→ **Input data**
========================================

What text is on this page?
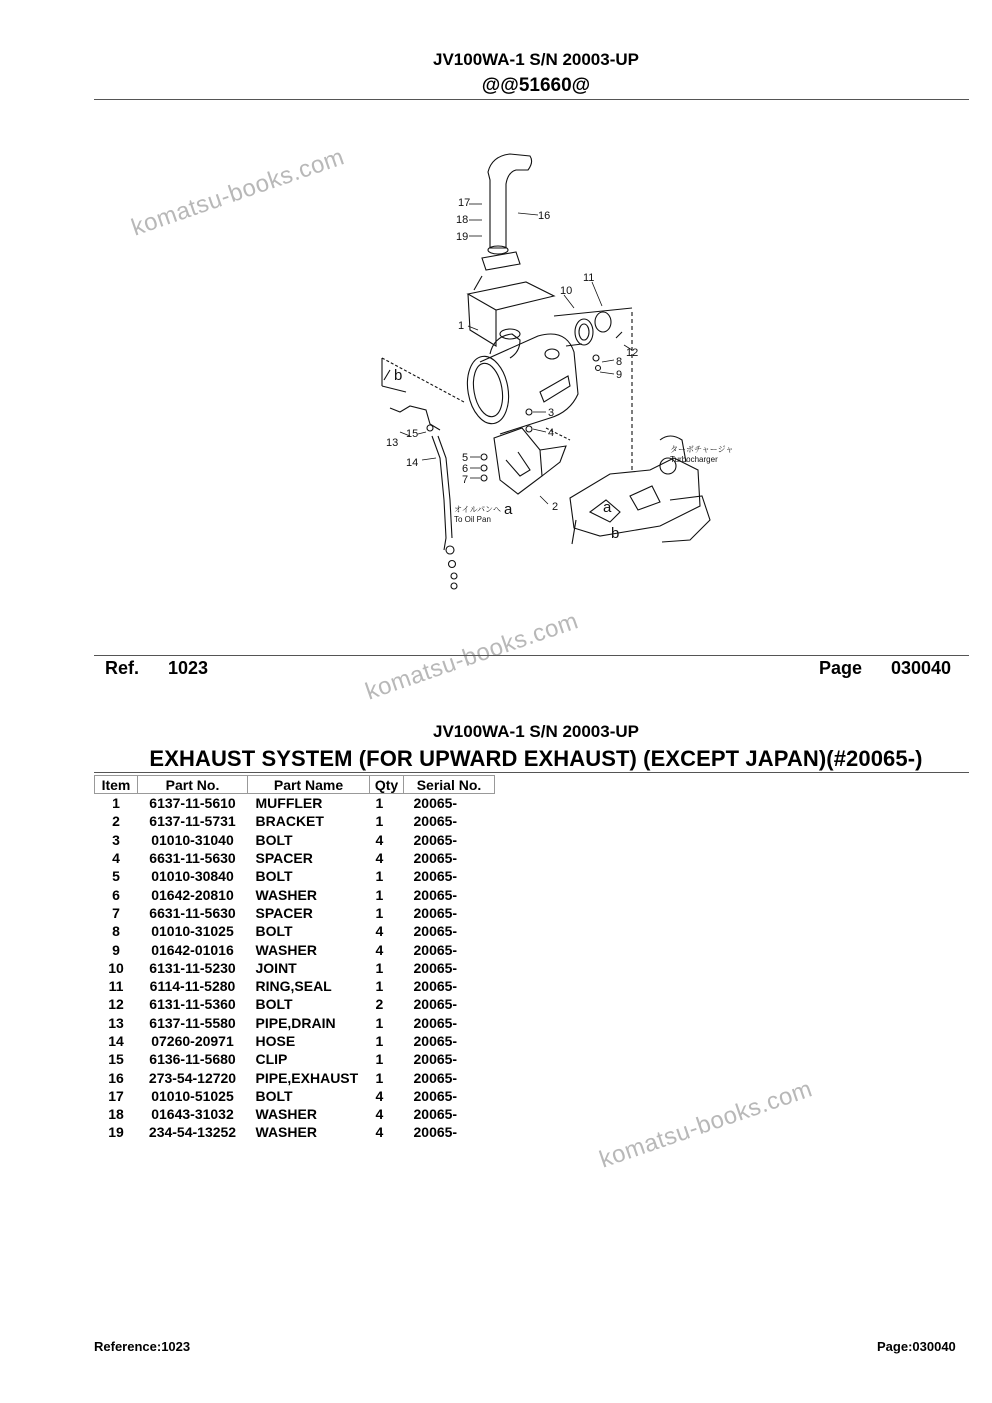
JV100WA-1 S/N 20003-UP
@@51660@
komatsu-books.com
komatsu-books.com
komatsu-books.com
17
18
19
16
1
10
11
12
8
9
3
4
5
6
7
2
13
15
14
b
a	a
b
オイルパンへ
To Oil Pan
ターボチャージャ
Turbocharger
Ref. 1023	Page 030040
JV100WA-1 S/N 20003-UP
EXHAUST SYSTEM (FOR UPWARD EXHAUST) (EXCEPT JAPAN)(#20065-)
Item	Part No.	Part Name	Qty	Serial No.
1	6137-11-5610	MUFFLER	1	20065-
2	6137-11-5731	BRACKET	1	20065-
3	01010-31040	BOLT	4	20065-
4	6631-11-5630	SPACER	4	20065-
5	01010-30840	BOLT	1	20065-
6	01642-20810	WASHER	1	20065-
7	6631-11-5630	SPACER	1	20065-
8	01010-31025	BOLT	4	20065-
9	01642-01016	WASHER	4	20065-
10	6131-11-5230	JOINT	1	20065-
11	6114-11-5280	RING,SEAL	1	20065-
12	6131-11-5360	BOLT	2	20065-
13	6137-11-5580	PIPE,DRAIN	1	20065-
14	07260-20971	HOSE	1	20065-
15	6136-11-5680	CLIP	1	20065-
16	273-54-12720	PIPE,EXHAUST	1	20065-
17	01010-51025	BOLT	4	20065-
18	01643-31032	WASHER	4	20065-
19	234-54-13252	WASHER	4	20065-
Reference:1023	Page:030040
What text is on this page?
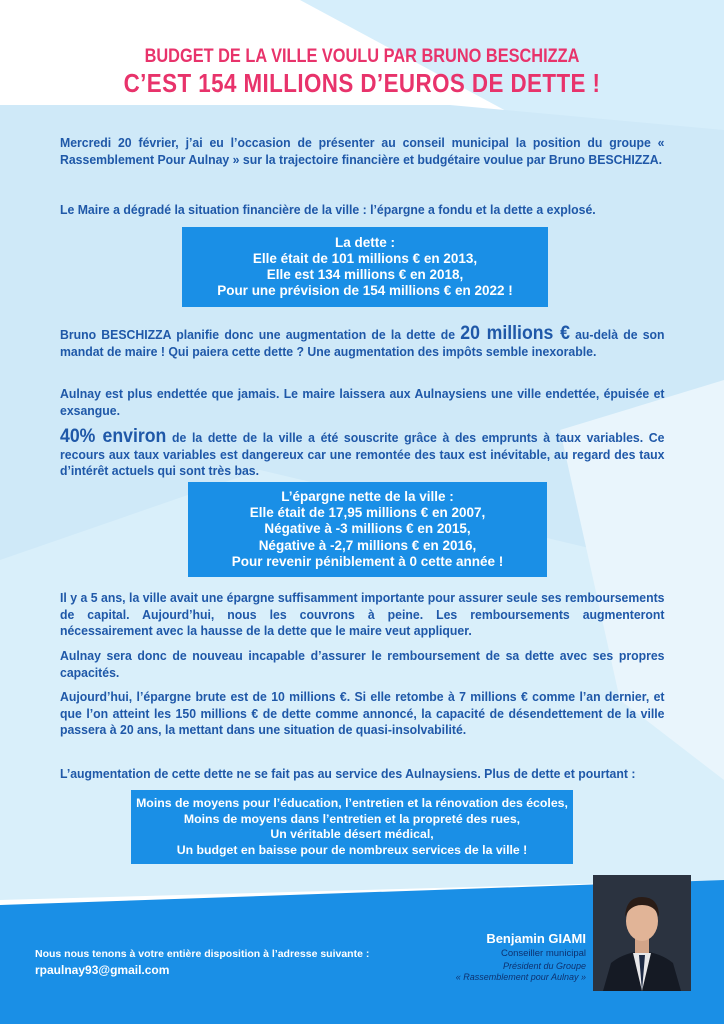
BUDGET DE LA VILLE VOULU PAR BRUNO BESCHIZZA
C’EST 154 MILLIONS D’EUROS DE DETTE !
Mercredi 20 février, j’ai eu l’occasion de présenter au conseil municipal la position du groupe « Rassemblement Pour Aulnay » sur la trajectoire financière et budgétaire voulue par Bruno BESCHIZZA.
Le Maire a dégradé la situation financière de la ville : l’épargne a fondu et la dette a explosé.
La dette :
Elle était de 101 millions € en 2013,
Elle est 134 millions € en 2018,
Pour une prévision de 154 millions € en 2022 !
Bruno BESCHIZZA planifie donc une augmentation de la dette de 20 millions € au-delà de son mandat de maire ! Qui paiera cette dette ? Une augmentation des impôts semble inexorable.
Aulnay est plus endettée que jamais. Le maire laissera aux Aulnaysiens une ville endettée, épuisée et exsangue.
40% environ de la dette de la ville a été souscrite grâce à des emprunts à taux variables. Ce recours aux taux variables est dangereux car une remontée des taux est inévitable, au regard des taux d’intérêt actuels qui sont très bas.
L’épargne nette de la ville :
Elle était de 17,95 millions € en 2007,
Négative à -3 millions € en 2015,
Négative à -2,7 millions € en 2016,
Pour revenir péniblement à 0 cette année !
Il y a 5 ans, la ville avait une épargne suffisamment importante pour assurer seule ses remboursements de capital. Aujourd’hui, nous les couvrons à peine. Les remboursements augmenteront nécessairement avec la hausse de la dette que le maire veut appliquer.
Aulnay sera donc de nouveau incapable d’assurer le remboursement de sa dette avec ses propres capacités.
Aujourd’hui, l’épargne brute est de 10 millions €. Si elle retombe à 7 millions € comme l’an dernier, et que l’on atteint les 150 millions € de dette comme annoncé, la capacité de désendettement de la ville passera à 20 ans, la mettant dans une situation de quasi-insolvabilité.
L’augmentation de cette dette ne se fait pas au service des Aulnaysiens. Plus de dette et pourtant :
Moins de moyens pour l’éducation, l’entretien et la rénovation des écoles,
Moins de moyens dans l’entretien et la propreté des rues,
Un véritable désert médical,
Un budget en baisse pour de nombreux services de la ville !
Nous nous tenons à votre entière disposition à l’adresse suivante :
rpaulnay93@gmail.com
Benjamin GIAMI
Conseiller municipal
Président du Groupe
« Rassemblement pour Aulnay »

========================================

→ **What to produce**
From the listing above, copy out each line where the word "donc" appears.

→ **Task response**
Bruno BESCHIZZA planifie donc une augmentation de la dette de 20 millions € au-delà de son mandat de maire ! Qui paiera cette dette ? Une augmentation des impôts semble inexorable.
Aulnay sera donc de nouveau incapable d’assurer le remboursement de sa dette avec ses propres capacités.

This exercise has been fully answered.